### Task brief
Search the records below for the word "autres" and show every line where it occurs.

### Input records
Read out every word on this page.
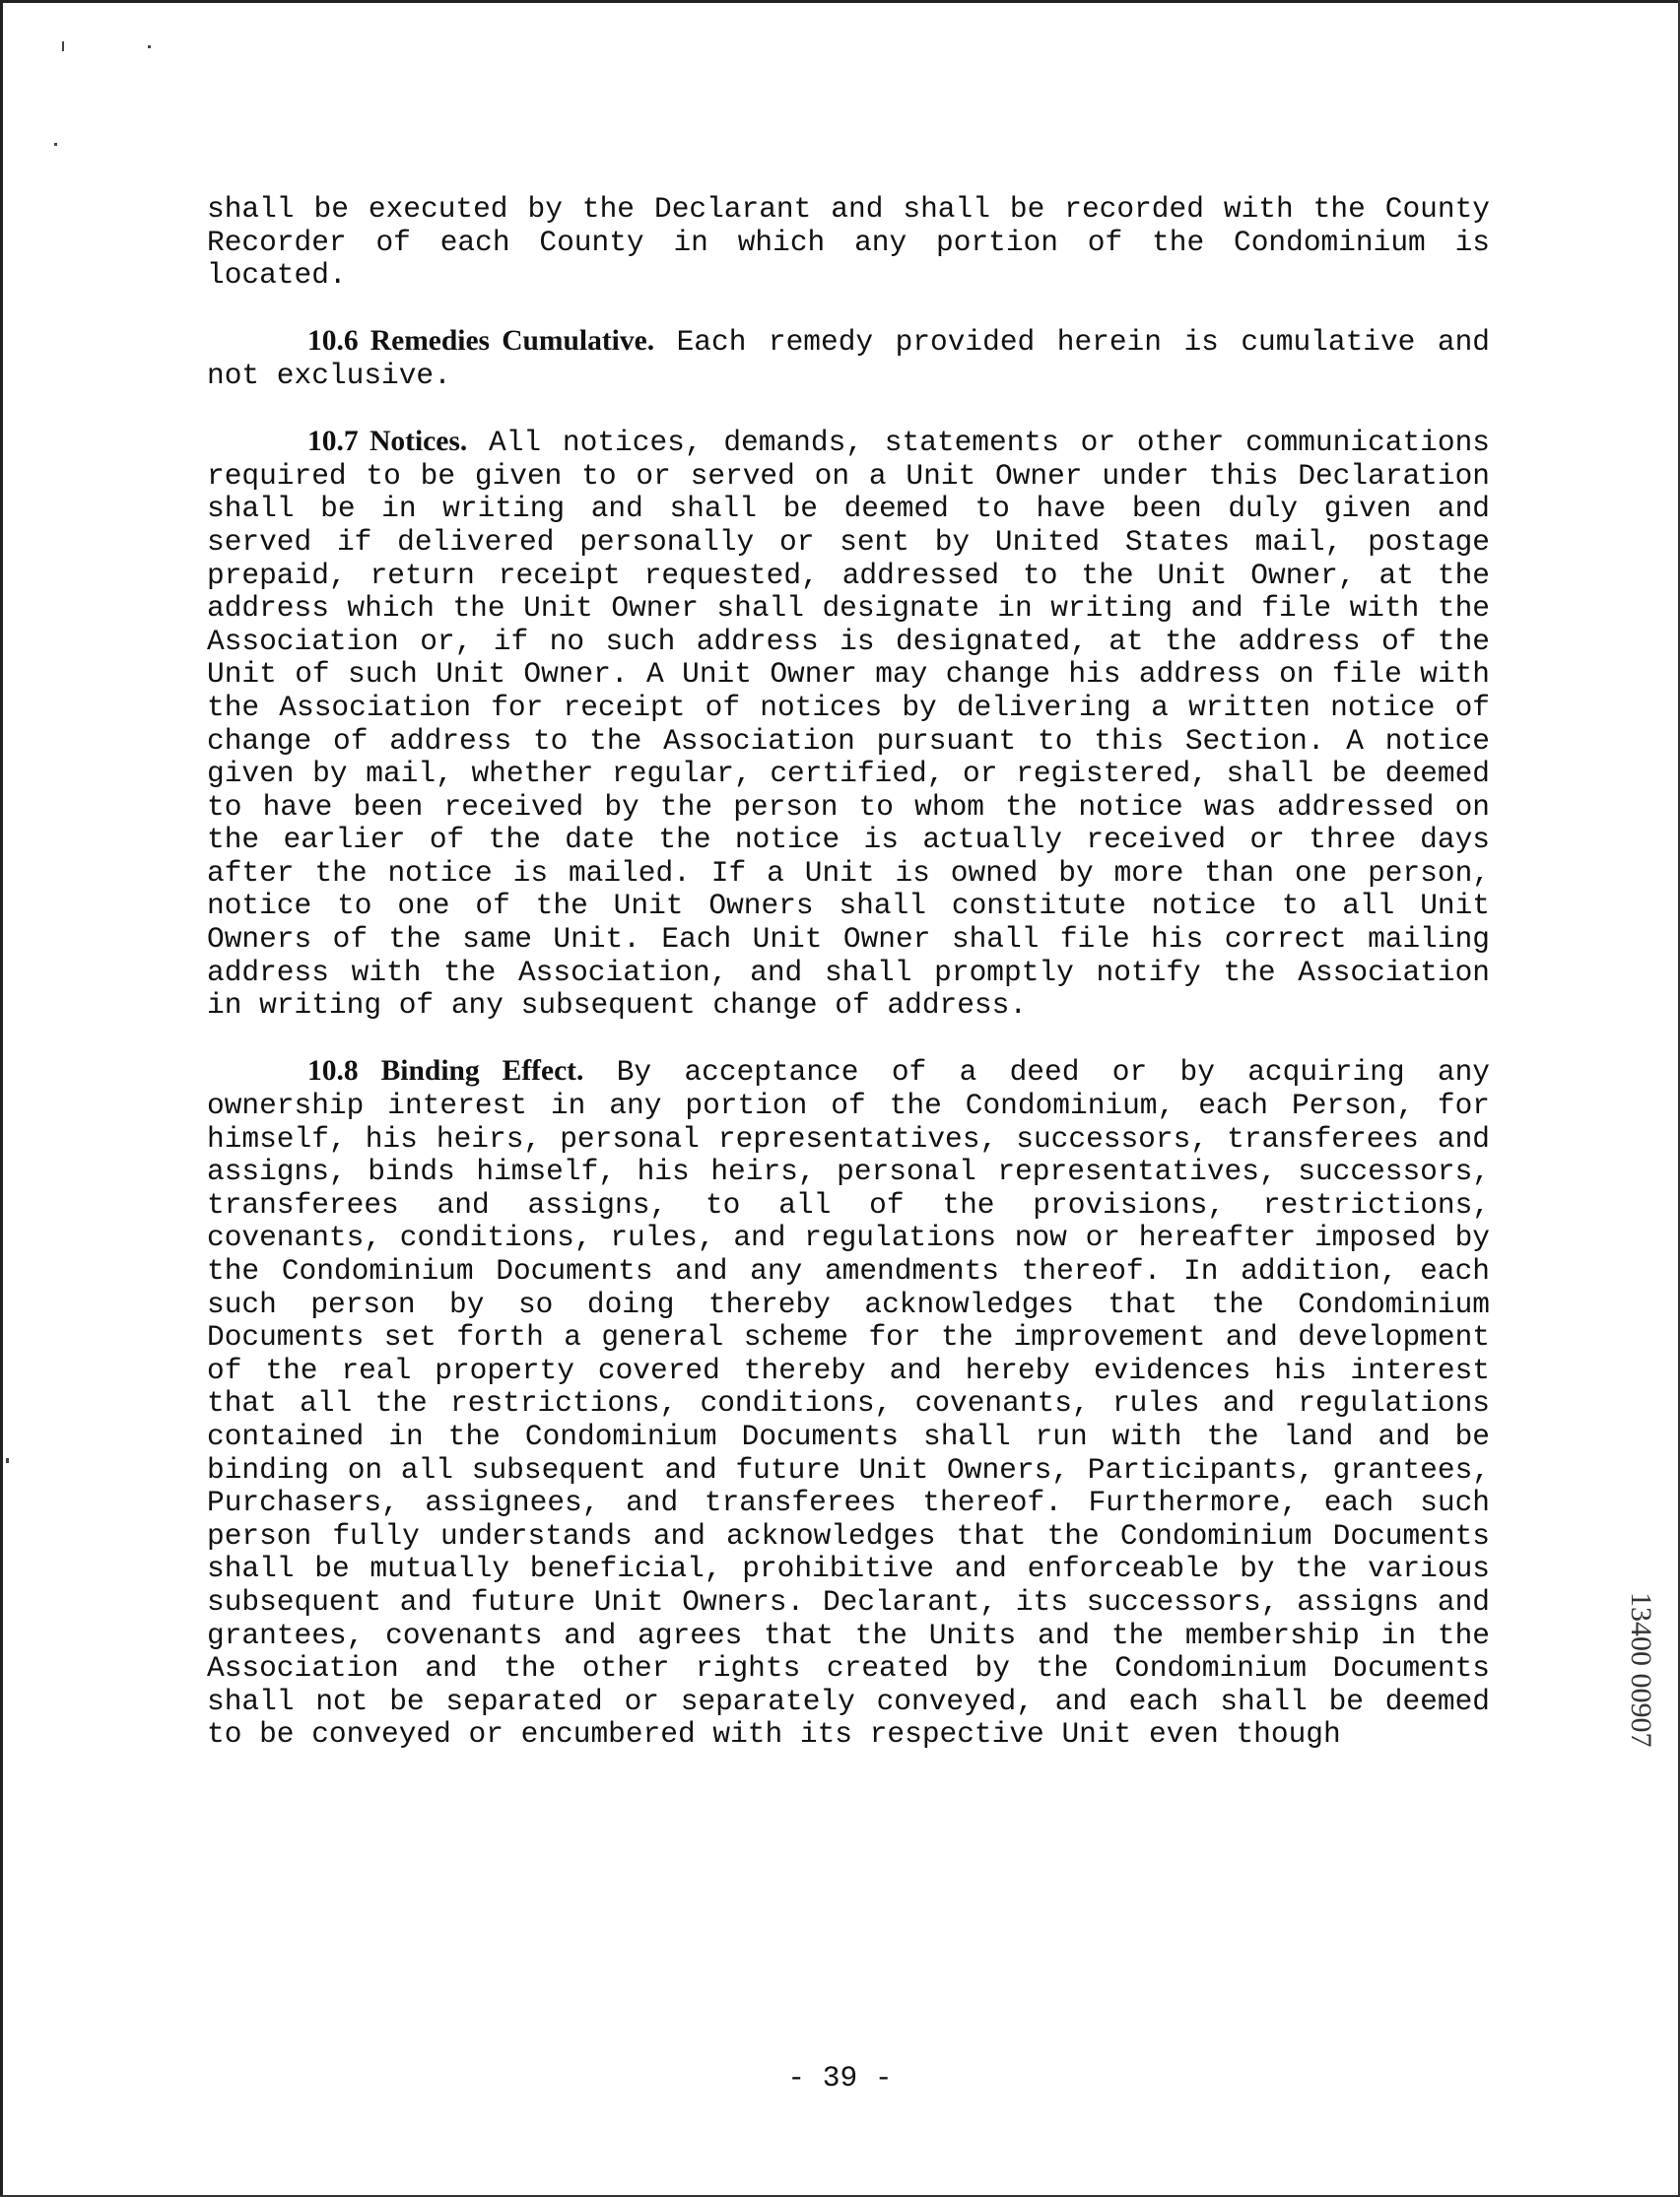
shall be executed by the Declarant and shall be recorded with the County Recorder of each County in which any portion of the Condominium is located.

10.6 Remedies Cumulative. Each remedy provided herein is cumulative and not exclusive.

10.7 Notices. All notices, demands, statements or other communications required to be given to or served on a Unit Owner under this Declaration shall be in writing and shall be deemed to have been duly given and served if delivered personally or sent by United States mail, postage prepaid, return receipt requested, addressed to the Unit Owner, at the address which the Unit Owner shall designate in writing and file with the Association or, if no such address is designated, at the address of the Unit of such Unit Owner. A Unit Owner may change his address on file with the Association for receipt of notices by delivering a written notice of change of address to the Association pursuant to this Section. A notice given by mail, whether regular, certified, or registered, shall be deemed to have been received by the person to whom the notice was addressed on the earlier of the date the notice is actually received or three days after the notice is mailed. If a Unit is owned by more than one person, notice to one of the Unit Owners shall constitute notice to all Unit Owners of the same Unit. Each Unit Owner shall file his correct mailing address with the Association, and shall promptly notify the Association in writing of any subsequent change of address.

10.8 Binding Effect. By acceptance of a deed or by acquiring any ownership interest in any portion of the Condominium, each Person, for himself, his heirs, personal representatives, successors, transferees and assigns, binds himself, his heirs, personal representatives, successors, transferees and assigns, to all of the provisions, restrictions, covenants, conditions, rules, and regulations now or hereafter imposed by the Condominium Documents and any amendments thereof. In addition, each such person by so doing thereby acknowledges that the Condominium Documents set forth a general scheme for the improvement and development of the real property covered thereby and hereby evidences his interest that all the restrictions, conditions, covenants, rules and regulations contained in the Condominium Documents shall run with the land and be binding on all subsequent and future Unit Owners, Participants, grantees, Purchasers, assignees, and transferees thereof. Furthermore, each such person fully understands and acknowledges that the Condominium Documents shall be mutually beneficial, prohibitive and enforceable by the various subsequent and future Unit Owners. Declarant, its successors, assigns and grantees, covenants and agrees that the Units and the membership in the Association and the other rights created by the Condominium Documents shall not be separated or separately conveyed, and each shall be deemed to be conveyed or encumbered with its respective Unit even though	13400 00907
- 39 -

...

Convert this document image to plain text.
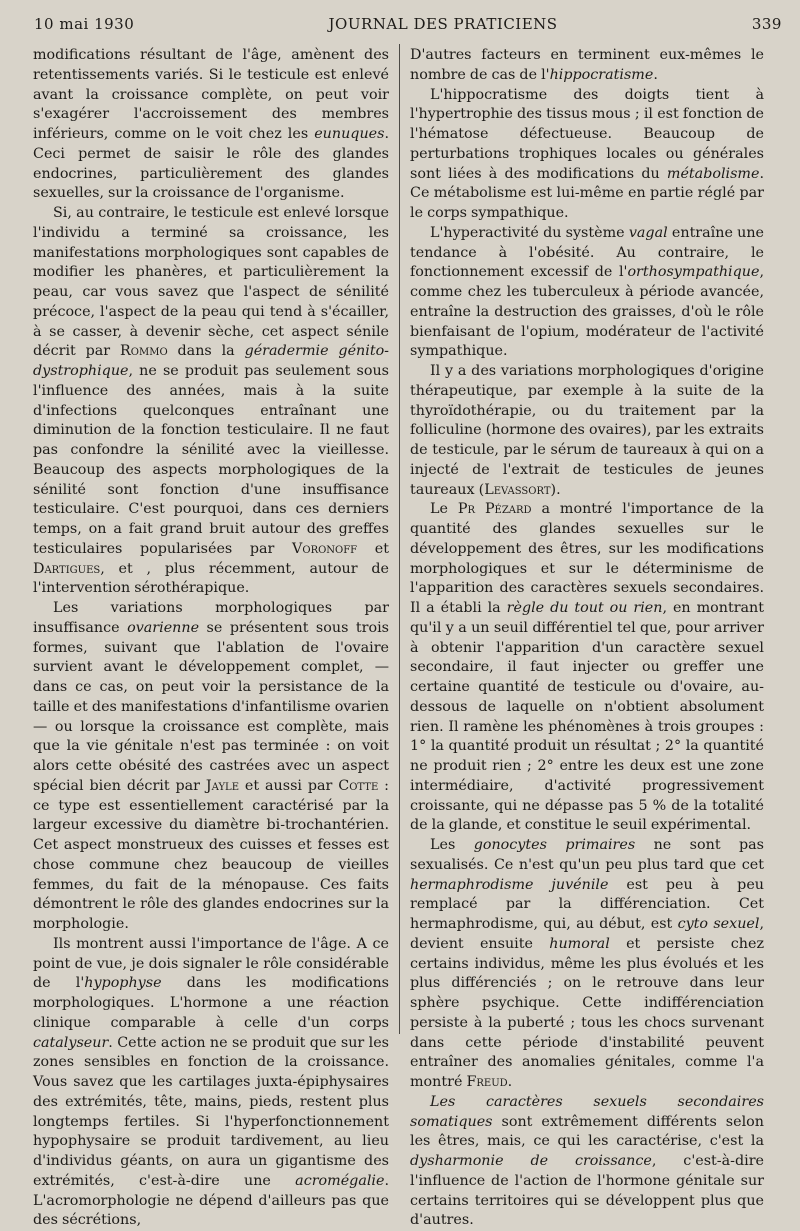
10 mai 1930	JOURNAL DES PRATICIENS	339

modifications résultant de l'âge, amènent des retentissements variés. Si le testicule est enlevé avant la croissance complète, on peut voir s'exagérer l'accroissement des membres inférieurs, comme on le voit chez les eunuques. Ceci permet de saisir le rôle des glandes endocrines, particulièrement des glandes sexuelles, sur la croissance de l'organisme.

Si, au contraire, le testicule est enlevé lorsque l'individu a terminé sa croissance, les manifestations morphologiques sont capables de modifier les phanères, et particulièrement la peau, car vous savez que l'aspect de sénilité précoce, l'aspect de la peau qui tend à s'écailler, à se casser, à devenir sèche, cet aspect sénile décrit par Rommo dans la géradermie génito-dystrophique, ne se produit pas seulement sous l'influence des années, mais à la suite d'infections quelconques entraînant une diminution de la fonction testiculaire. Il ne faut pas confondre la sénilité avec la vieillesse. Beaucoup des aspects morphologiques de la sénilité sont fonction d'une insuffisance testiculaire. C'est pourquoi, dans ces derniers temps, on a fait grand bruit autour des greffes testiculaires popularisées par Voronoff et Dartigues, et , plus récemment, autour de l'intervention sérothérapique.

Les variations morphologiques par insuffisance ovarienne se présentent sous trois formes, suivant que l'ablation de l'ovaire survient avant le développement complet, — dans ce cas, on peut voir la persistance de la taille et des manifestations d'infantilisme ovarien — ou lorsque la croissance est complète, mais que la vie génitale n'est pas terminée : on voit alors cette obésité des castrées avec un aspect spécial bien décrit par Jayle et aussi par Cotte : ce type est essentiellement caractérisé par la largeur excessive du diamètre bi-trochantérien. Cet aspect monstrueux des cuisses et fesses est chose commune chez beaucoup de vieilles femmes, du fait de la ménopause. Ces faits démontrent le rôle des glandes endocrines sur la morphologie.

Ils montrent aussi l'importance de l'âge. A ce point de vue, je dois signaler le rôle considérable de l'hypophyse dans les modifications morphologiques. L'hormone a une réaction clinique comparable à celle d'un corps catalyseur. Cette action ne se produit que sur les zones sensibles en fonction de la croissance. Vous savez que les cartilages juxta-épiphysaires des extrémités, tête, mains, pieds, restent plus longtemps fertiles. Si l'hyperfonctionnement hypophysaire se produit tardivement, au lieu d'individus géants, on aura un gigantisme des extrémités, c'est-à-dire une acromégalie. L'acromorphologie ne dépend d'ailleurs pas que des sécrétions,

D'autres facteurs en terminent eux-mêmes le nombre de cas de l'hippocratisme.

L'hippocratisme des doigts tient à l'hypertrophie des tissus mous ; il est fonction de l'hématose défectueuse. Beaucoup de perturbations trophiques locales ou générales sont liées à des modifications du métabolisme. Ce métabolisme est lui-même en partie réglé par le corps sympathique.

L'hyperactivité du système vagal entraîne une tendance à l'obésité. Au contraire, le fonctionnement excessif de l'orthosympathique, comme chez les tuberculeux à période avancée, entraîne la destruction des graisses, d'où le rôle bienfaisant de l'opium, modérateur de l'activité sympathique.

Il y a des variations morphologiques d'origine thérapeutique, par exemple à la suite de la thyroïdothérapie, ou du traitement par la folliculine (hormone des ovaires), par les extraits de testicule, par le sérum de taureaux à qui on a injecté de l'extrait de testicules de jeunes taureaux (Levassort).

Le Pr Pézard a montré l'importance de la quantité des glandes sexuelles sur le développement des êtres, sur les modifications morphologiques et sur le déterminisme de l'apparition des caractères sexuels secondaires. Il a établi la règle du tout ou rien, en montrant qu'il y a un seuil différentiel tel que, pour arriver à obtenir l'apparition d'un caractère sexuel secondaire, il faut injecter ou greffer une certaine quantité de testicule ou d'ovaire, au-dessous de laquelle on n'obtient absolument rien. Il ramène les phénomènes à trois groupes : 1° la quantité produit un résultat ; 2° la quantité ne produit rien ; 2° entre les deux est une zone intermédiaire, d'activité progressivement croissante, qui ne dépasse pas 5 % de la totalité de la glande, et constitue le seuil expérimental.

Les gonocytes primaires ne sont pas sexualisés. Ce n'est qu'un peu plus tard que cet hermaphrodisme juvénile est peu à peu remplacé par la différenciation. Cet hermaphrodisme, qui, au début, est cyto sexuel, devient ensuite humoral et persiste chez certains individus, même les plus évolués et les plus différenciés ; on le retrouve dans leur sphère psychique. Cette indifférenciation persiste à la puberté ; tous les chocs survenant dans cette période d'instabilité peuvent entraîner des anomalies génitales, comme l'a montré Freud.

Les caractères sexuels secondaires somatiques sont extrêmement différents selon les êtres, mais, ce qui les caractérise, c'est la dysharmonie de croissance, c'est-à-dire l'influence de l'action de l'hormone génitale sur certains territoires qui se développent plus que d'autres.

### Solution
D'autres facteurs en terminent eux-mêmes le nombre de cas de l'hippocratisme.
Les caractères sexuels secondaires somatiques sont extrêmement différents selon les êtres, mais, ce qui les caractérise, c'est la dysharmonie de croissance, c'est-à-dire l'influence de l'action de l'hormone génitale sur certains territoires qui se développent plus que d'autres.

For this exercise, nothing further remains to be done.